═══ Data for processing

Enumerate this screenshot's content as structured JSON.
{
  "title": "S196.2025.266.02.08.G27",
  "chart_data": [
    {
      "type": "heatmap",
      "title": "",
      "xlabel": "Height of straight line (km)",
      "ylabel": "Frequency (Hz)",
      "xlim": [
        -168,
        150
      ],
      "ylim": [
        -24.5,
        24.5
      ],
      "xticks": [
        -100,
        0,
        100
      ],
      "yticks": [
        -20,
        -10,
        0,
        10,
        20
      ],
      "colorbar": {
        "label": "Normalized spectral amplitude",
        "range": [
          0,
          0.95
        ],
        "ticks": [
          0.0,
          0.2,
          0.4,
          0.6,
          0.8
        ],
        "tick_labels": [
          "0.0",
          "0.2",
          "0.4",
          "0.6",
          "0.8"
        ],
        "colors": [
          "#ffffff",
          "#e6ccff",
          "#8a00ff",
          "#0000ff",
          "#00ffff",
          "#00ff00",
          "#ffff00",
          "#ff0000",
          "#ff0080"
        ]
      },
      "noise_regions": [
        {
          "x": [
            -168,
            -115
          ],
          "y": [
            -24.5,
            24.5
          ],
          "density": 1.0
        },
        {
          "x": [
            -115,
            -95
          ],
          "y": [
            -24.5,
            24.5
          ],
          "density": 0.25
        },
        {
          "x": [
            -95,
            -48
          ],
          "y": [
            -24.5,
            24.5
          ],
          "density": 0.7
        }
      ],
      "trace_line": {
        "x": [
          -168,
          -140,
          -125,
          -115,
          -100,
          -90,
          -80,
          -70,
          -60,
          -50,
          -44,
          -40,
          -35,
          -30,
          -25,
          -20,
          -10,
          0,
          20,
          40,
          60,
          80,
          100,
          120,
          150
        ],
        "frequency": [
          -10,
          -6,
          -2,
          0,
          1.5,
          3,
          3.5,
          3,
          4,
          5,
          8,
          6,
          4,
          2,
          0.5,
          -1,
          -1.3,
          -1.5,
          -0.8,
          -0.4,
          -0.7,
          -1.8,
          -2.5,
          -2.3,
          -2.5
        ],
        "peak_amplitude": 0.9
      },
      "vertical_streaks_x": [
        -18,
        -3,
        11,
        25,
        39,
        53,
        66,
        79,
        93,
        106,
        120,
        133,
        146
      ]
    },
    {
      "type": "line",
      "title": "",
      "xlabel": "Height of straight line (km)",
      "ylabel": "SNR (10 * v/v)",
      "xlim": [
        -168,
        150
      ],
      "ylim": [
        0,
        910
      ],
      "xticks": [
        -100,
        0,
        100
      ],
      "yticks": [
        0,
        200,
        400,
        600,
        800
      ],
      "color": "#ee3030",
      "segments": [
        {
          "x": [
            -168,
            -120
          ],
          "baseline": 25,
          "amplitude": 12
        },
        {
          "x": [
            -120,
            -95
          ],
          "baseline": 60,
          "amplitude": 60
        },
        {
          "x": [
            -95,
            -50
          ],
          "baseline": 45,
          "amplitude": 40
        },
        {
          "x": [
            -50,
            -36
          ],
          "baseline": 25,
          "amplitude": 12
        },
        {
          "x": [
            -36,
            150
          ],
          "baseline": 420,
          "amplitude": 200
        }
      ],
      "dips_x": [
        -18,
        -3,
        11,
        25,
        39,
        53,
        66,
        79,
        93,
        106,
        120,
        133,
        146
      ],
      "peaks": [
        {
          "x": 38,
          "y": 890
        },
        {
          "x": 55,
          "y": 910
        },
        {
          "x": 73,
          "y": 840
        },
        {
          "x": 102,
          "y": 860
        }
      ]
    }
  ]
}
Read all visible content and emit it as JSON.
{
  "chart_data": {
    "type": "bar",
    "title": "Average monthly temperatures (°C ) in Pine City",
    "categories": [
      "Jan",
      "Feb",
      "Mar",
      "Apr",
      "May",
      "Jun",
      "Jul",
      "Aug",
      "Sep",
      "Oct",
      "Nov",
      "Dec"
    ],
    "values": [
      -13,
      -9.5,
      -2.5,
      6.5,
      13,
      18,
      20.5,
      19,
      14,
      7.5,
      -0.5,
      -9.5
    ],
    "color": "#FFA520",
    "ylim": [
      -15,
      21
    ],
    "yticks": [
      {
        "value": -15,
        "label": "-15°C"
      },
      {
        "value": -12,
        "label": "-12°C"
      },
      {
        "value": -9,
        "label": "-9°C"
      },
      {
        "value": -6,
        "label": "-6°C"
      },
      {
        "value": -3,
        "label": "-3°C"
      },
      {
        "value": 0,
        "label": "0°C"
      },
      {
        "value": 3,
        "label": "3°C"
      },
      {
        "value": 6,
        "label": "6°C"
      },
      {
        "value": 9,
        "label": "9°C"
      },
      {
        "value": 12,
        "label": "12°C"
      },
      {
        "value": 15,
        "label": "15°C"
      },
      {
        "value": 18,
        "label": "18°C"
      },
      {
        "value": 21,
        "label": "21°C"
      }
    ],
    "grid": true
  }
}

══════

◆ **Required work**: Print back all the lines verbatim.

◆ **Final result**:
Enumerate this screenshot's content as structured JSON.
{
  "title": "S196.2025.266.02.08.G27",
  "chart_data": [
    {
      "type": "heatmap",
      "title": "",
      "xlabel": "Height of straight line (km)",
      "ylabel": "Frequency (Hz)",
      "xlim": [
        -168,
        150
      ],
      "ylim": [
        -24.5,
        24.5
      ],
      "xticks": [
        -100,
        0,
        100
      ],
      "yticks": [
        -20,
        -10,
        0,
        10,
        20
      ],
      "colorbar": {
        "label": "Normalized spectral amplitude",
        "range": [
          0,
          0.95
        ],
        "ticks": [
          0.0,
          0.2,
          0.4,
          0.6,
          0.8
        ],
        "tick_labels": [
          "0.0",
          "0.2",
          "0.4",
          "0.6",
          "0.8"
        ],
        "colors": [
          "#ffffff",
          "#e6ccff",
          "#8a00ff",
          "#0000ff",
          "#00ffff",
          "#00ff00",
          "#ffff00",
          "#ff0000",
          "#ff0080"
        ]
      },
      "noise_regions": [
        {
          "x": [
            -168,
            -115
          ],
          "y": [
            -24.5,
            24.5
          ],
          "density": 1.0
        },
        {
          "x": [
            -115,
            -95
          ],
          "y": [
            -24.5,
            24.5
          ],
          "density": 0.25
        },
        {
          "x": [
            -95,
            -48
          ],
          "y": [
            -24.5,
            24.5
          ],
          "density": 0.7
        }
      ],
      "trace_line": {
        "x": [
          -168,
          -140,
          -125,
          -115,
          -100,
          -90,
          -80,
          -70,
          -60,
          -50,
          -44,
          -40,
          -35,
          -30,
          -25,
          -20,
          -10,
          0,
          20,
          40,
          60,
          80,
          100,
          120,
          150
        ],
        "frequency": [
          -10,
          -6,
          -2,
          0,
          1.5,
          3,
          3.5,
          3,
          4,
          5,
          8,
          6,
          4,
          2,
          0.5,
          -1,
          -1.3,
          -1.5,
          -0.8,
          -0.4,
          -0.7,
          -1.8,
          -2.5,
          -2.3,
          -2.5
        ],
        "peak_amplitude": 0.9
      },
      "vertical_streaks_x": [
        -18,
        -3,
        11,
        25,
        39,
        53,
        66,
        79,
        93,
        106,
        120,
        133,
        146
      ]
    },
    {
      "type": "line",
      "title": "",
      "xlabel": "Height of straight line (km)",
      "ylabel": "SNR (10 * v/v)",
      "xlim": [
        -168,
        150
      ],
      "ylim": [
        0,
        910
      ],
      "xticks": [
        -100,
        0,
        100
      ],
      "yticks": [
        0,
        200,
        400,
        600,
        800
      ],
      "color": "#ee3030",
      "segments": [
        {
          "x": [
            -168,
            -120
          ],
          "baseline": 25,
          "amplitude": 12
        },
        {
          "x": [
            -120,
            -95
          ],
          "baseline": 60,
          "amplitude": 60
        },
        {
          "x": [
            -95,
            -50
          ],
          "baseline": 45,
          "amplitude": 40
        },
        {
          "x": [
            -50,
            -36
          ],
          "baseline": 25,
          "amplitude": 12
        },
        {
          "x": [
            -36,
            150
          ],
          "baseline": 420,
          "amplitude": 200
        }
      ],
      "dips_x": [
        -18,
        -3,
        11,
        25,
        39,
        53,
        66,
        79,
        93,
        106,
        120,
        133,
        146
      ],
      "peaks": [
        {
          "x": 38,
          "y": 890
        },
        {
          "x": 55,
          "y": 910
        },
        {
          "x": 73,
          "y": 840
        },
        {
          "x": 102,
          "y": 860
        }
      ]
    }
  ]
}
Read all visible content and emit it as JSON.
{
  "chart_data": {
    "type": "bar",
    "title": "Average monthly temperatures (°C ) in Pine City",
    "categories": [
      "Jan",
      "Feb",
      "Mar",
      "Apr",
      "May",
      "Jun",
      "Jul",
      "Aug",
      "Sep",
      "Oct",
      "Nov",
      "Dec"
    ],
    "values": [
      -13,
      -9.5,
      -2.5,
      6.5,
      13,
      18,
      20.5,
      19,
      14,
      7.5,
      -0.5,
      -9.5
    ],
    "color": "#FFA520",
    "ylim": [
      -15,
      21
    ],
    "yticks": [
      {
        "value": -15,
        "label": "-15°C"
      },
      {
        "value": -12,
        "label": "-12°C"
      },
      {
        "value": -9,
        "label": "-9°C"
      },
      {
        "value": -6,
        "label": "-6°C"
      },
      {
        "value": -3,
        "label": "-3°C"
      },
      {
        "value": 0,
        "label": "0°C"
      },
      {
        "value": 3,
        "label": "3°C"
      },
      {
        "value": 6,
        "label": "6°C"
      },
      {
        "value": 9,
        "label": "9°C"
      },
      {
        "value": 12,
        "label": "12°C"
      },
      {
        "value": 15,
        "label": "15°C"
      },
      {
        "value": 18,
        "label": "18°C"
      },
      {
        "value": 21,
        "label": "21°C"
      }
    ],
    "grid": true
  }
}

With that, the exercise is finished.